* **Brief**:
Make an exact copy of the records, with the images left out.
#### Data rows
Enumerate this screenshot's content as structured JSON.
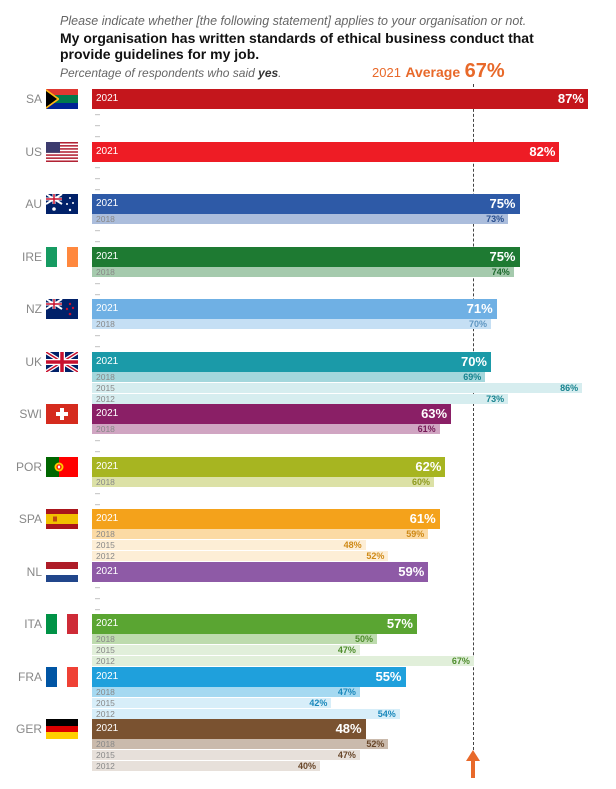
{
  "header": {
    "question": "Please indicate whether [the following statement] applies to your organisation or not.",
    "statement": "My organisation has written standards of ethical business conduct that provide guidelines for my job.",
    "subtitle_prefix": "Percentage of respondents who said ",
    "subtitle_emph": "yes",
    "subtitle_suffix": "."
  },
  "average": {
    "year_label": "2021",
    "label": "Average",
    "value_label": "67%"
  },
  "colors": {
    "average": "#e8692a"
  },
  "chart_data": {
    "type": "bar",
    "orientation": "horizontal",
    "title": "My organisation has written standards of ethical business conduct that provide guidelines for my job.",
    "unit": "%",
    "xlim": [
      0,
      100
    ],
    "average_2021": 67,
    "rows": [
      {
        "code": "SA",
        "color": "#c4161c",
        "bars": [
          {
            "year": "2021",
            "value": 87,
            "label": "87%"
          }
        ]
      },
      {
        "code": "US",
        "color": "#ee1c25",
        "bars": [
          {
            "year": "2021",
            "value": 82,
            "label": "82%"
          }
        ]
      },
      {
        "code": "AU",
        "color": "#2e5aa7",
        "bars": [
          {
            "year": "2021",
            "value": 75,
            "label": "75%"
          },
          {
            "year": "2018",
            "value": 73,
            "label": "73%"
          }
        ]
      },
      {
        "code": "IRE",
        "color": "#1e7a32",
        "bars": [
          {
            "year": "2021",
            "value": 75,
            "label": "75%"
          },
          {
            "year": "2018",
            "value": 74,
            "label": "74%"
          }
        ]
      },
      {
        "code": "NZ",
        "color": "#6fb0e4",
        "bars": [
          {
            "year": "2021",
            "value": 71,
            "label": "71%"
          },
          {
            "year": "2018",
            "value": 70,
            "label": "70%"
          }
        ]
      },
      {
        "code": "UK",
        "color": "#1b9aa8",
        "bars": [
          {
            "year": "2021",
            "value": 70,
            "label": "70%"
          },
          {
            "year": "2018",
            "value": 69,
            "label": "69%"
          },
          {
            "year": "2015",
            "value": 86,
            "label": "86%"
          },
          {
            "year": "2012",
            "value": 73,
            "label": "73%"
          }
        ]
      },
      {
        "code": "SWI",
        "color": "#8a1f66",
        "bars": [
          {
            "year": "2021",
            "value": 63,
            "label": "63%"
          },
          {
            "year": "2018",
            "value": 61,
            "label": "61%"
          }
        ]
      },
      {
        "code": "POR",
        "color": "#a7b521",
        "bars": [
          {
            "year": "2021",
            "value": 62,
            "label": "62%"
          },
          {
            "year": "2018",
            "value": 60,
            "label": "60%"
          }
        ]
      },
      {
        "code": "SPA",
        "color": "#f4a21b",
        "bars": [
          {
            "year": "2021",
            "value": 61,
            "label": "61%"
          },
          {
            "year": "2018",
            "value": 59,
            "label": "59%"
          },
          {
            "year": "2015",
            "value": 48,
            "label": "48%"
          },
          {
            "year": "2012",
            "value": 52,
            "label": "52%"
          }
        ]
      },
      {
        "code": "NL",
        "color": "#8e5aa6",
        "bars": [
          {
            "year": "2021",
            "value": 59,
            "label": "59%"
          }
        ]
      },
      {
        "code": "ITA",
        "color": "#5aa532",
        "bars": [
          {
            "year": "2021",
            "value": 57,
            "label": "57%"
          },
          {
            "year": "2018",
            "value": 50,
            "label": "50%"
          },
          {
            "year": "2015",
            "value": 47,
            "label": "47%"
          },
          {
            "year": "2012",
            "value": 67,
            "label": "67%"
          }
        ]
      },
      {
        "code": "FRA",
        "color": "#1fa0dc",
        "bars": [
          {
            "year": "2021",
            "value": 55,
            "label": "55%"
          },
          {
            "year": "2018",
            "value": 47,
            "label": "47%"
          },
          {
            "year": "2015",
            "value": 42,
            "label": "42%"
          },
          {
            "year": "2012",
            "value": 54,
            "label": "54%"
          }
        ]
      },
      {
        "code": "GER",
        "color": "#7a5230",
        "bars": [
          {
            "year": "2021",
            "value": 48,
            "label": "48%"
          },
          {
            "year": "2018",
            "value": 52,
            "label": "52%"
          },
          {
            "year": "2015",
            "value": 47,
            "label": "47%"
          },
          {
            "year": "2012",
            "value": 40,
            "label": "40%"
          }
        ]
      }
    ]
  }
}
########
* **Output of the exercise**:
Enumerate this screenshot's content as structured JSON.
{
  "header": {
    "question": "Please indicate whether [the following statement] applies to your organisation or not.",
    "statement": "My organisation has written standards of ethical business conduct that provide guidelines for my job.",
    "subtitle_prefix": "Percentage of respondents who said ",
    "subtitle_emph": "yes",
    "subtitle_suffix": "."
  },
  "average": {
    "year_label": "2021",
    "label": "Average",
    "value_label": "67%"
  },
  "colors": {
    "average": "#e8692a"
  },
  "chart_data": {
    "type": "bar",
    "orientation": "horizontal",
    "title": "My organisation has written standards of ethical business conduct that provide guidelines for my job.",
    "unit": "%",
    "xlim": [
      0,
      100
    ],
    "average_2021": 67,
    "rows": [
      {
        "code": "SA",
        "color": "#c4161c",
        "bars": [
          {
            "year": "2021",
            "value": 87,
            "label": "87%"
          }
        ]
      },
      {
        "code": "US",
        "color": "#ee1c25",
        "bars": [
          {
            "year": "2021",
            "value": 82,
            "label": "82%"
          }
        ]
      },
      {
        "code": "AU",
        "color": "#2e5aa7",
        "bars": [
          {
            "year": "2021",
            "value": 75,
            "label": "75%"
          },
          {
            "year": "2018",
            "value": 73,
            "label": "73%"
          }
        ]
      },
      {
        "code": "IRE",
        "color": "#1e7a32",
        "bars": [
          {
            "year": "2021",
            "value": 75,
            "label": "75%"
          },
          {
            "year": "2018",
            "value": 74,
            "label": "74%"
          }
        ]
      },
      {
        "code": "NZ",
        "color": "#6fb0e4",
        "bars": [
          {
            "year": "2021",
            "value": 71,
            "label": "71%"
          },
          {
            "year": "2018",
            "value": 70,
            "label": "70%"
          }
        ]
      },
      {
        "code": "UK",
        "color": "#1b9aa8",
        "bars": [
          {
            "year": "2021",
            "value": 70,
            "label": "70%"
          },
          {
            "year": "2018",
            "value": 69,
            "label": "69%"
          },
          {
            "year": "2015",
            "value": 86,
            "label": "86%"
          },
          {
            "year": "2012",
            "value": 73,
            "label": "73%"
          }
        ]
      },
      {
        "code": "SWI",
        "color": "#8a1f66",
        "bars": [
          {
            "year": "2021",
            "value": 63,
            "label": "63%"
          },
          {
            "year": "2018",
            "value": 61,
            "label": "61%"
          }
        ]
      },
      {
        "code": "POR",
        "color": "#a7b521",
        "bars": [
          {
            "year": "2021",
            "value": 62,
            "label": "62%"
          },
          {
            "year": "2018",
            "value": 60,
            "label": "60%"
          }
        ]
      },
      {
        "code": "SPA",
        "color": "#f4a21b",
        "bars": [
          {
            "year": "2021",
            "value": 61,
            "label": "61%"
          },
          {
            "year": "2018",
            "value": 59,
            "label": "59%"
          },
          {
            "year": "2015",
            "value": 48,
            "label": "48%"
          },
          {
            "year": "2012",
            "value": 52,
            "label": "52%"
          }
        ]
      },
      {
        "code": "NL",
        "color": "#8e5aa6",
        "bars": [
          {
            "year": "2021",
            "value": 59,
            "label": "59%"
          }
        ]
      },
      {
        "code": "ITA",
        "color": "#5aa532",
        "bars": [
          {
            "year": "2021",
            "value": 57,
            "label": "57%"
          },
          {
            "year": "2018",
            "value": 50,
            "label": "50%"
          },
          {
            "year": "2015",
            "value": 47,
            "label": "47%"
          },
          {
            "year": "2012",
            "value": 67,
            "label": "67%"
          }
        ]
      },
      {
        "code": "FRA",
        "color": "#1fa0dc",
        "bars": [
          {
            "year": "2021",
            "value": 55,
            "label": "55%"
          },
          {
            "year": "2018",
            "value": 47,
            "label": "47%"
          },
          {
            "year": "2015",
            "value": 42,
            "label": "42%"
          },
          {
            "year": "2012",
            "value": 54,
            "label": "54%"
          }
        ]
      },
      {
        "code": "GER",
        "color": "#7a5230",
        "bars": [
          {
            "year": "2021",
            "value": 48,
            "label": "48%"
          },
          {
            "year": "2018",
            "value": 52,
            "label": "52%"
          },
          {
            "year": "2015",
            "value": 47,
            "label": "47%"
          },
          {
            "year": "2012",
            "value": 40,
            "label": "40%"
          }
        ]
      }
    ]
  }
}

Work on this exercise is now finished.